**To be done**: Extract every record, exactly as written, and ignore the pictures.
— START Record set —
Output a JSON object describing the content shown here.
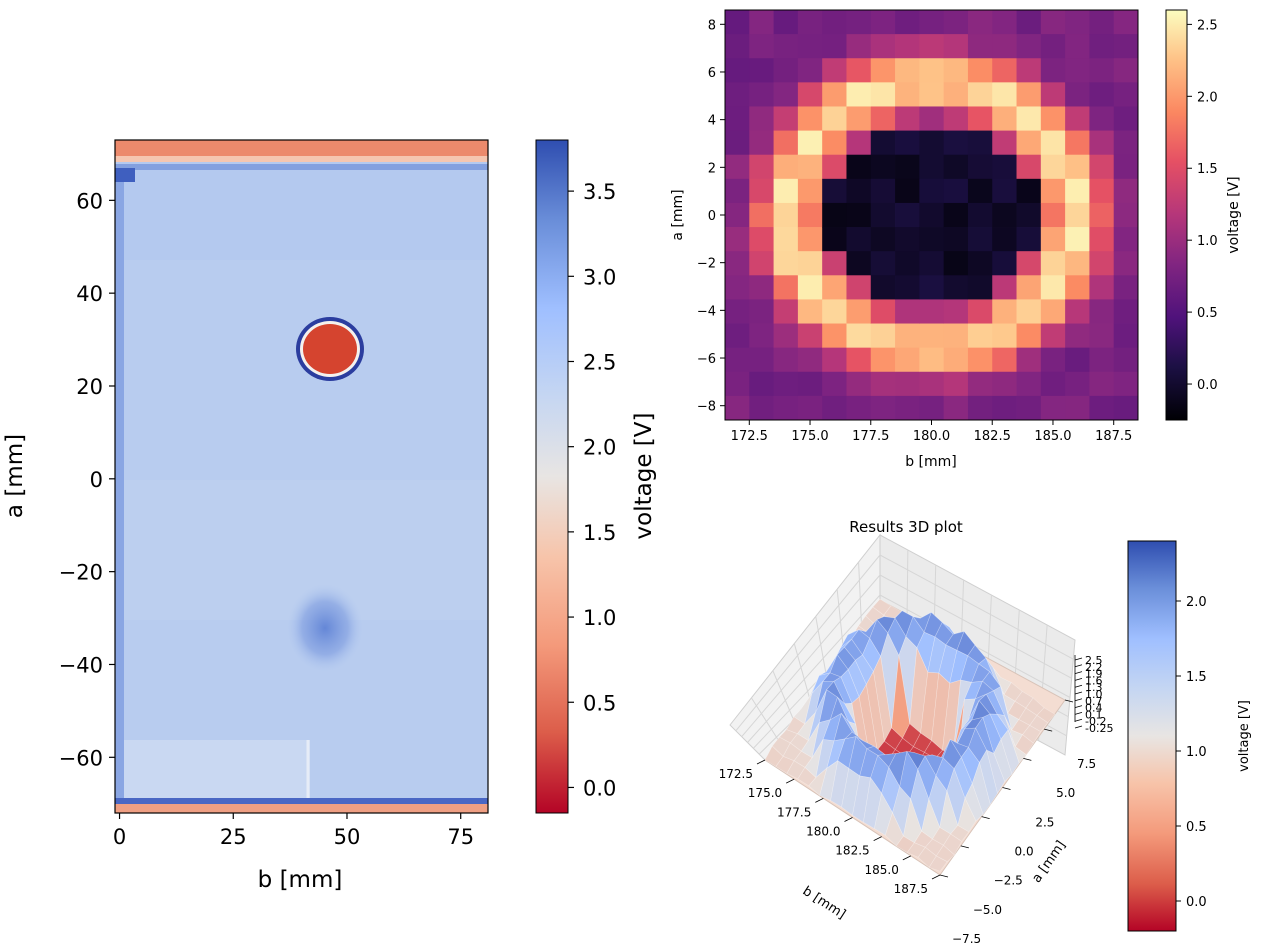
{
  "chart_data": [
    {
      "type": "heatmap",
      "id": "full_scan",
      "title": "",
      "xlabel": "b [mm]",
      "ylabel": "a [mm]",
      "xlim": [
        -1,
        81
      ],
      "ylim": [
        -72,
        73
      ],
      "xticks": [
        0,
        25,
        50,
        75
      ],
      "xtick_labels": [
        "0",
        "25",
        "50",
        "75"
      ],
      "yticks": [
        60,
        40,
        20,
        0,
        -20,
        -40,
        -60
      ],
      "ytick_labels": [
        "60",
        "40",
        "20",
        "0",
        "−20",
        "−40",
        "−60"
      ],
      "colormap": "coolwarm_r",
      "background_value": 2.5,
      "colorbar": {
        "label": "voltage [V]",
        "range": [
          -0.15,
          3.8
        ],
        "ticks": [
          3.5,
          3.0,
          2.5,
          2.0,
          1.5,
          1.0,
          0.5,
          0.0
        ],
        "tick_labels": [
          "3.5",
          "3.0",
          "2.5",
          "2.0",
          "1.5",
          "1.0",
          "0.5",
          "0.0"
        ]
      },
      "features": [
        {
          "name": "defect",
          "b": 46,
          "a": 28,
          "rb": 6.5,
          "ra": 6.5,
          "value": 0.2
        },
        {
          "name": "ring",
          "b": 46,
          "a": 28,
          "rb": 7.5,
          "ra": 7.5,
          "value": 3.8
        },
        {
          "name": "weak_spot",
          "b": 46,
          "a": -33,
          "rb": 8,
          "ra": 9,
          "value": 3.1
        },
        {
          "name": "top_edge",
          "a": 70,
          "value": 0.6
        },
        {
          "name": "bottom_edge",
          "a": -71,
          "value": 0.8
        }
      ]
    },
    {
      "type": "heatmap",
      "id": "zoom_scan",
      "title": "",
      "xlabel": "b [mm]",
      "ylabel": "a [mm]",
      "xlim": [
        171.5,
        188.5
      ],
      "ylim": [
        -8.6,
        8.6
      ],
      "xticks": [
        172.5,
        175.0,
        177.5,
        180.0,
        182.5,
        185.0,
        187.5
      ],
      "xtick_labels": [
        "172.5",
        "175.0",
        "177.5",
        "180.0",
        "182.5",
        "185.0",
        "187.5"
      ],
      "yticks": [
        8,
        6,
        4,
        2,
        0,
        -2,
        -4,
        -6,
        -8
      ],
      "ytick_labels": [
        "8",
        "6",
        "4",
        "2",
        "0",
        "−2",
        "−4",
        "−6",
        "−8"
      ],
      "colormap": "magma",
      "grid_size": [
        17,
        17
      ],
      "center_b": 180.0,
      "center_a": 0.0,
      "ring_radius": 5.6,
      "colorbar": {
        "label": "voltage [V]",
        "range": [
          -0.25,
          2.6
        ],
        "ticks": [
          2.5,
          2.0,
          1.5,
          1.0,
          0.5,
          0.0
        ],
        "tick_labels": [
          "2.5",
          "2.0",
          "1.5",
          "1.0",
          "0.5",
          "0.0"
        ]
      }
    },
    {
      "type": "surface3d",
      "id": "results_3d",
      "title": "Results 3D plot",
      "xlabel": "b [mm]",
      "ylabel": "a [mm]",
      "xtick_labels": [
        "172.5",
        "175.0",
        "177.5",
        "180.0",
        "182.5",
        "185.0",
        "187.5"
      ],
      "ytick_labels": [
        "7.5",
        "5.0",
        "2.5",
        "0.0",
        "−2.5",
        "−5.0",
        "−7.5"
      ],
      "ztick_labels": [
        "2.5",
        "2.2",
        "1.9",
        "1.6",
        "1.3",
        "1.0",
        "0.7",
        "0.4",
        "0.1",
        "-0.2",
        "-0.25"
      ],
      "colormap": "coolwarm_r",
      "colorbar": {
        "label": "voltage [V]",
        "range": [
          -0.2,
          2.4
        ],
        "ticks": [
          2.0,
          1.5,
          1.0,
          0.5,
          0.0
        ],
        "tick_labels": [
          "2.0",
          "1.5",
          "1.0",
          "0.5",
          "0.0"
        ]
      }
    }
  ]
}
— END Record set —
**Solution to the exercise**:
Output a JSON object describing the content shown here.
{
  "chart_data": [
    {
      "type": "heatmap",
      "id": "full_scan",
      "title": "",
      "xlabel": "b [mm]",
      "ylabel": "a [mm]",
      "xlim": [
        -1,
        81
      ],
      "ylim": [
        -72,
        73
      ],
      "xticks": [
        0,
        25,
        50,
        75
      ],
      "xtick_labels": [
        "0",
        "25",
        "50",
        "75"
      ],
      "yticks": [
        60,
        40,
        20,
        0,
        -20,
        -40,
        -60
      ],
      "ytick_labels": [
        "60",
        "40",
        "20",
        "0",
        "−20",
        "−40",
        "−60"
      ],
      "colormap": "coolwarm_r",
      "background_value": 2.5,
      "colorbar": {
        "label": "voltage [V]",
        "range": [
          -0.15,
          3.8
        ],
        "ticks": [
          3.5,
          3.0,
          2.5,
          2.0,
          1.5,
          1.0,
          0.5,
          0.0
        ],
        "tick_labels": [
          "3.5",
          "3.0",
          "2.5",
          "2.0",
          "1.5",
          "1.0",
          "0.5",
          "0.0"
        ]
      },
      "features": [
        {
          "name": "defect",
          "b": 46,
          "a": 28,
          "rb": 6.5,
          "ra": 6.5,
          "value": 0.2
        },
        {
          "name": "ring",
          "b": 46,
          "a": 28,
          "rb": 7.5,
          "ra": 7.5,
          "value": 3.8
        },
        {
          "name": "weak_spot",
          "b": 46,
          "a": -33,
          "rb": 8,
          "ra": 9,
          "value": 3.1
        },
        {
          "name": "top_edge",
          "a": 70,
          "value": 0.6
        },
        {
          "name": "bottom_edge",
          "a": -71,
          "value": 0.8
        }
      ]
    },
    {
      "type": "heatmap",
      "id": "zoom_scan",
      "title": "",
      "xlabel": "b [mm]",
      "ylabel": "a [mm]",
      "xlim": [
        171.5,
        188.5
      ],
      "ylim": [
        -8.6,
        8.6
      ],
      "xticks": [
        172.5,
        175.0,
        177.5,
        180.0,
        182.5,
        185.0,
        187.5
      ],
      "xtick_labels": [
        "172.5",
        "175.0",
        "177.5",
        "180.0",
        "182.5",
        "185.0",
        "187.5"
      ],
      "yticks": [
        8,
        6,
        4,
        2,
        0,
        -2,
        -4,
        -6,
        -8
      ],
      "ytick_labels": [
        "8",
        "6",
        "4",
        "2",
        "0",
        "−2",
        "−4",
        "−6",
        "−8"
      ],
      "colormap": "magma",
      "grid_size": [
        17,
        17
      ],
      "center_b": 180.0,
      "center_a": 0.0,
      "ring_radius": 5.6,
      "colorbar": {
        "label": "voltage [V]",
        "range": [
          -0.25,
          2.6
        ],
        "ticks": [
          2.5,
          2.0,
          1.5,
          1.0,
          0.5,
          0.0
        ],
        "tick_labels": [
          "2.5",
          "2.0",
          "1.5",
          "1.0",
          "0.5",
          "0.0"
        ]
      }
    },
    {
      "type": "surface3d",
      "id": "results_3d",
      "title": "Results 3D plot",
      "xlabel": "b [mm]",
      "ylabel": "a [mm]",
      "xtick_labels": [
        "172.5",
        "175.0",
        "177.5",
        "180.0",
        "182.5",
        "185.0",
        "187.5"
      ],
      "ytick_labels": [
        "7.5",
        "5.0",
        "2.5",
        "0.0",
        "−2.5",
        "−5.0",
        "−7.5"
      ],
      "ztick_labels": [
        "2.5",
        "2.2",
        "1.9",
        "1.6",
        "1.3",
        "1.0",
        "0.7",
        "0.4",
        "0.1",
        "-0.2",
        "-0.25"
      ],
      "colormap": "coolwarm_r",
      "colorbar": {
        "label": "voltage [V]",
        "range": [
          -0.2,
          2.4
        ],
        "ticks": [
          2.0,
          1.5,
          1.0,
          0.5,
          0.0
        ],
        "tick_labels": [
          "2.0",
          "1.5",
          "1.0",
          "0.5",
          "0.0"
        ]
      }
    }
  ]
}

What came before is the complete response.